PROMPT:
Collect all lines from the records below that include the word "pounds".
### EXTRACTED DATA
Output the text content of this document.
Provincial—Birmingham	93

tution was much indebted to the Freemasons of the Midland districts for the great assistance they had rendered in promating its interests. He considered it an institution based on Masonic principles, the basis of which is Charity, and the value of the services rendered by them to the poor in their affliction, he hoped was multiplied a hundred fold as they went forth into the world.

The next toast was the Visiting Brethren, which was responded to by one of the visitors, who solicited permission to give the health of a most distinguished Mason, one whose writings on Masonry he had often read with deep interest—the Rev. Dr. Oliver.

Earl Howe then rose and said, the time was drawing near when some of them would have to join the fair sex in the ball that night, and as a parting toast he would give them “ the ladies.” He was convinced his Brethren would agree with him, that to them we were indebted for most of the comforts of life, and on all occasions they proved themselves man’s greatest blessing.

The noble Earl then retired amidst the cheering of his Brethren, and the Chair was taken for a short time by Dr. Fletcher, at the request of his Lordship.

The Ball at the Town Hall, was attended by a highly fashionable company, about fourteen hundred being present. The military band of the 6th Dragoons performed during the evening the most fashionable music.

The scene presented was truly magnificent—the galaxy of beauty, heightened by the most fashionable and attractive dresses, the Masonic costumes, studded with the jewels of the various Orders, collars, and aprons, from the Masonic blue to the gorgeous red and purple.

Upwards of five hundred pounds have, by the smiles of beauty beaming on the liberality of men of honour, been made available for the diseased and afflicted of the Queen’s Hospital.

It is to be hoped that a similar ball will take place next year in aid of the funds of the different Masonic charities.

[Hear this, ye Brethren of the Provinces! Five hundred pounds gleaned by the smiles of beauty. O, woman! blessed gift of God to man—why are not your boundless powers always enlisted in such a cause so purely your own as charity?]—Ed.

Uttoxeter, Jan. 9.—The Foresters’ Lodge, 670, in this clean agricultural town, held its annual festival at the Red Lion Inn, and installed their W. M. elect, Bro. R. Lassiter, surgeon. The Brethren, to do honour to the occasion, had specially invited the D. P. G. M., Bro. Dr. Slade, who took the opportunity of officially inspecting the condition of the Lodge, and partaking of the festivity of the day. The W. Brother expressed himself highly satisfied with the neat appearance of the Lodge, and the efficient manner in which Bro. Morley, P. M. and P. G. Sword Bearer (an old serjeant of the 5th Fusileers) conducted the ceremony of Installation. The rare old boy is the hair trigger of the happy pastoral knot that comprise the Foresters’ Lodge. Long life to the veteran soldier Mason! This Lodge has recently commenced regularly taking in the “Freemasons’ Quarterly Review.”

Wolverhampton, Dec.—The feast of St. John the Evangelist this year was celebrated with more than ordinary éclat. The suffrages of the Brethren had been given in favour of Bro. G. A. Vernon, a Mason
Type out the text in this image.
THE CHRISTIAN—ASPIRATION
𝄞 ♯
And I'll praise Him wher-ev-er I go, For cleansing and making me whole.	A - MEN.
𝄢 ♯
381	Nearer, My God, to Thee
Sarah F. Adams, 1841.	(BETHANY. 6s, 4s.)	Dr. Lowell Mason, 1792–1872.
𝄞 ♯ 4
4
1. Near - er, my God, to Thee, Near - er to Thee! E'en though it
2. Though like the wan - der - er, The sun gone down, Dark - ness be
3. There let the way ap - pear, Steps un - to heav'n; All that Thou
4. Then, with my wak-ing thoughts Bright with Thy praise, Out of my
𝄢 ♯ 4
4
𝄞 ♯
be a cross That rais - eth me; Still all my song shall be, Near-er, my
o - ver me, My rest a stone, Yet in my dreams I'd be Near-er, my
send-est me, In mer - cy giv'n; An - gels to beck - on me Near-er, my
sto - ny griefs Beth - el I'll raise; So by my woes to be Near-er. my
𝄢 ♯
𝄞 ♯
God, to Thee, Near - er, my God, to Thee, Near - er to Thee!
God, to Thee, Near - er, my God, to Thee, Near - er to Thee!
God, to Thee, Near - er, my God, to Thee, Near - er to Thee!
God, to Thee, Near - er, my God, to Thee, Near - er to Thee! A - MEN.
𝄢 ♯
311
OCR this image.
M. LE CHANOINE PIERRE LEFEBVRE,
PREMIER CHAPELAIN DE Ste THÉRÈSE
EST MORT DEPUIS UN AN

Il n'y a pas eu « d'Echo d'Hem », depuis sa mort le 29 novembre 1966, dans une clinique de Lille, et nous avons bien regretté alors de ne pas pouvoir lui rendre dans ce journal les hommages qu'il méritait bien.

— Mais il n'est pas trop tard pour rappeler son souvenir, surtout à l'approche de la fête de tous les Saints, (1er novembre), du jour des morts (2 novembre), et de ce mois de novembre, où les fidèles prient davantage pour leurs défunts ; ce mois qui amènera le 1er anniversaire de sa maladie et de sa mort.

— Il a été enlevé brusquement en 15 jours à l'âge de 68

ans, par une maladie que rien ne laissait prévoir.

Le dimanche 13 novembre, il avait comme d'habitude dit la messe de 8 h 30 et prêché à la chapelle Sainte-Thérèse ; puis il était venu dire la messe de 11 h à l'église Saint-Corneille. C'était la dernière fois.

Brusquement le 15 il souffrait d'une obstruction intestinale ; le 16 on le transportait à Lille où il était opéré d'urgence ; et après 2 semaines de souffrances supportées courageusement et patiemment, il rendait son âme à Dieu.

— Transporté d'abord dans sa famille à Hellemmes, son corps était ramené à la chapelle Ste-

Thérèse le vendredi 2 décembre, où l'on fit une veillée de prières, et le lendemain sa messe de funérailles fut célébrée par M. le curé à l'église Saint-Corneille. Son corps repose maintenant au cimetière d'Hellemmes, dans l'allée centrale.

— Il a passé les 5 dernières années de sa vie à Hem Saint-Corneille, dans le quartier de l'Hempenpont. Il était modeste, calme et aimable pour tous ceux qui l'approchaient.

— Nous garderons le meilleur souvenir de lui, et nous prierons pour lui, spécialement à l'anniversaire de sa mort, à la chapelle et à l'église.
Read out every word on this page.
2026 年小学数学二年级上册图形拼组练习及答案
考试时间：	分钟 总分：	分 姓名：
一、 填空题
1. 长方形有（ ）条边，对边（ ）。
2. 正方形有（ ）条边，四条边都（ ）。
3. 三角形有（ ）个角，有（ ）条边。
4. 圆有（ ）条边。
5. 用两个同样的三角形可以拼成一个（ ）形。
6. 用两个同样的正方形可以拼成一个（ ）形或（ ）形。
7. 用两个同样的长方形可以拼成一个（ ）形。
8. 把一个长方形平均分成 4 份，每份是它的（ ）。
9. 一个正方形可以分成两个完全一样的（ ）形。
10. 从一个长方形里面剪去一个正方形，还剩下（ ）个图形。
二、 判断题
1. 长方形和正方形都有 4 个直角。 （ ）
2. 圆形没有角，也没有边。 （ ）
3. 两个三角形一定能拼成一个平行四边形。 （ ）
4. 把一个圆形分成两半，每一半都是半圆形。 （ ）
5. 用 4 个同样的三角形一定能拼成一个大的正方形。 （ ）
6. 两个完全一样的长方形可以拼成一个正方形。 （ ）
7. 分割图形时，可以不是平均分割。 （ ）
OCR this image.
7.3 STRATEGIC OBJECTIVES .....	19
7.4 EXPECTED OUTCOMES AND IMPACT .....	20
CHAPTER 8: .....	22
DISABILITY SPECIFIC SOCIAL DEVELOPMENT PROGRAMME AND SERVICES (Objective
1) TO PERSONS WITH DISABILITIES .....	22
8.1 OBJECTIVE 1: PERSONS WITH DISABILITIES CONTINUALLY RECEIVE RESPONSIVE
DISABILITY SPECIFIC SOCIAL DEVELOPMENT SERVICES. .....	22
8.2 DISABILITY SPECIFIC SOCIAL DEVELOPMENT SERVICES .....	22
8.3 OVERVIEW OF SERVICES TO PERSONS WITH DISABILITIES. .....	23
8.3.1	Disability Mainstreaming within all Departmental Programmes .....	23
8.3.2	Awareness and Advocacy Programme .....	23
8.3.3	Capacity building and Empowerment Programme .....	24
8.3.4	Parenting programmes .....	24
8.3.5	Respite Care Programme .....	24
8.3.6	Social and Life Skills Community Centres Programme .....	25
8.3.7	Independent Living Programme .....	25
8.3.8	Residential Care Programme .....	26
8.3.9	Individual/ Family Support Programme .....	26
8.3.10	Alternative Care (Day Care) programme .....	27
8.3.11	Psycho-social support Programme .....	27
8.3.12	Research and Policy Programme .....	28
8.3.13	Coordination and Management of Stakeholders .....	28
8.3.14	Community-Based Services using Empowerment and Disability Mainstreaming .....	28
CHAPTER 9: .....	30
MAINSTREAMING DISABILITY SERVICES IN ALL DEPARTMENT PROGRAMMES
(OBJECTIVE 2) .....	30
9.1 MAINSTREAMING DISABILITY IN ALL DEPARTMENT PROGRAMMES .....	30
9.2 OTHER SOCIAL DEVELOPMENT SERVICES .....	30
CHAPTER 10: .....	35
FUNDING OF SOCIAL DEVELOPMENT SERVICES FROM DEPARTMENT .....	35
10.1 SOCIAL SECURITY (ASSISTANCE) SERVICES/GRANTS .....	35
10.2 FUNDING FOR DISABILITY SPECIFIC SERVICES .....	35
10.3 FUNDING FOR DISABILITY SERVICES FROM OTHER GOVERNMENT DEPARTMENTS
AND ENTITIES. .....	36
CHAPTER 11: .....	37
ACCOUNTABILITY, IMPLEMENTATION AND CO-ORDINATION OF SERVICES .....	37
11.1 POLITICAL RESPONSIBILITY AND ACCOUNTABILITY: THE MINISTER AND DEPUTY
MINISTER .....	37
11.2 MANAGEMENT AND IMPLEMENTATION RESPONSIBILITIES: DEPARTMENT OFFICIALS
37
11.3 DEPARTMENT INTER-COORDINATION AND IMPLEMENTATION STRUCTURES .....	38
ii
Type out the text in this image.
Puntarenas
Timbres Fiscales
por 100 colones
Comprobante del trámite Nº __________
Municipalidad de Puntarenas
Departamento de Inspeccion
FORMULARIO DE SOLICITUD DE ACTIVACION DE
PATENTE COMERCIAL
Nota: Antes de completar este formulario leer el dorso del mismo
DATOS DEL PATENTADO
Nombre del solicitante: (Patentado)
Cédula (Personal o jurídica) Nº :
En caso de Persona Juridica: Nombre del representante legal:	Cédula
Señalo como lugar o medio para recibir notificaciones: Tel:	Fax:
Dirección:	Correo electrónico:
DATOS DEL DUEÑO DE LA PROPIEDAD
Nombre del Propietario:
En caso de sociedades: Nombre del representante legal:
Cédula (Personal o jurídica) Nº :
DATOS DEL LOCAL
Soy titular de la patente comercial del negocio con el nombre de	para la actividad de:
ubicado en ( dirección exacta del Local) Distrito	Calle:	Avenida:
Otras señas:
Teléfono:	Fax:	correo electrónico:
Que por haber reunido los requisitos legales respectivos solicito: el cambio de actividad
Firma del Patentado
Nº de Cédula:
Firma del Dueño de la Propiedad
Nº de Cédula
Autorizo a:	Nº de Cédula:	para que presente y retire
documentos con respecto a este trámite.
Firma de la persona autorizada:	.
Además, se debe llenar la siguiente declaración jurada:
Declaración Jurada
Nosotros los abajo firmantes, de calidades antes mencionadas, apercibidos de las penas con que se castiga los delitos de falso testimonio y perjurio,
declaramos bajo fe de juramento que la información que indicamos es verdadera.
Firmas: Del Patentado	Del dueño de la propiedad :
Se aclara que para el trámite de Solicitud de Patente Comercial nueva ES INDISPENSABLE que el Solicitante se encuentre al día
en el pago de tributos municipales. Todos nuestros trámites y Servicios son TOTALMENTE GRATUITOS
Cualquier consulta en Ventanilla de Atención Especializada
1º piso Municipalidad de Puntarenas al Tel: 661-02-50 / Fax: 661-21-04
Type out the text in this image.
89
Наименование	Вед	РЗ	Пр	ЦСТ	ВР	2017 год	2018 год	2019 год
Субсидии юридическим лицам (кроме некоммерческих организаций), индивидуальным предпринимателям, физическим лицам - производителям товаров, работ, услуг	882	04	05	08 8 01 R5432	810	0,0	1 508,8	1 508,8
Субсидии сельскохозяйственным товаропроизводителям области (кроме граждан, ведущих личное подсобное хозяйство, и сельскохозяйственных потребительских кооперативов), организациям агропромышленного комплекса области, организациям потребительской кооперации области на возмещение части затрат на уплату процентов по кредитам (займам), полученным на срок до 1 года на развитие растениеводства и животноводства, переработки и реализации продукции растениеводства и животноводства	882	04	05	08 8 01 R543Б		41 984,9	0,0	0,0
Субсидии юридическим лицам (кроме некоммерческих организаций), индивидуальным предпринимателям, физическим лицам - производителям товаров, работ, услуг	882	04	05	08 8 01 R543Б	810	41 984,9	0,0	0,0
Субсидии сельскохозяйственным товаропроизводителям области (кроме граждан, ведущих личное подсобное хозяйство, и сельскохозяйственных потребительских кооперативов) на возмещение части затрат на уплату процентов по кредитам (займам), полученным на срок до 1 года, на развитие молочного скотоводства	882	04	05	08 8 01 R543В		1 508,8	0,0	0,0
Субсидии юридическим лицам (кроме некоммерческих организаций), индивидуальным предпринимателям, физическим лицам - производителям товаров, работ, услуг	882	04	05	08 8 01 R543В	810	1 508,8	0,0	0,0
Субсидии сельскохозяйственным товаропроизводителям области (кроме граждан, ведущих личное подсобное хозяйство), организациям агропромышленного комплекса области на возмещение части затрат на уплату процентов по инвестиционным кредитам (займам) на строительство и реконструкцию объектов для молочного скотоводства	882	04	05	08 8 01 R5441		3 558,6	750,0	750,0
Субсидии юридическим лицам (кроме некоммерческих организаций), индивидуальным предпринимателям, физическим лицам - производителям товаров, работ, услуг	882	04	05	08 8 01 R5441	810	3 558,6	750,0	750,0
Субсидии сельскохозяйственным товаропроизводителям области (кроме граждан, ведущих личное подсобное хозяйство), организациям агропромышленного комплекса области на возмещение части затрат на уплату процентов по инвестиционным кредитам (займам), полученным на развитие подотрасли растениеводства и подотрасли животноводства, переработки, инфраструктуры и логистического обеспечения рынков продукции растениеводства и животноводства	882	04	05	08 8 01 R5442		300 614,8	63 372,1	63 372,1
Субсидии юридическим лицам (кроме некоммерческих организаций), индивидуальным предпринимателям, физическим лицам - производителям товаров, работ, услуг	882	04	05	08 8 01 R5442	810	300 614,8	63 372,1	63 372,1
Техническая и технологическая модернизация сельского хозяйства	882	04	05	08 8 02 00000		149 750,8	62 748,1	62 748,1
######
TASK OUTPUT:
Upwards of five hundred pounds have, by the smiles of beauty beaming on the liberality of men of honour, been made available for the diseased and afflicted of the Queen’s Hospital.
[Hear this, ye Brethren of the Provinces! Five hundred pounds gleaned by the smiles of beauty. O, woman! blessed gift of God to man—why are not your boundless powers always enlisted in such a cause so purely your own as charity?]—Ed.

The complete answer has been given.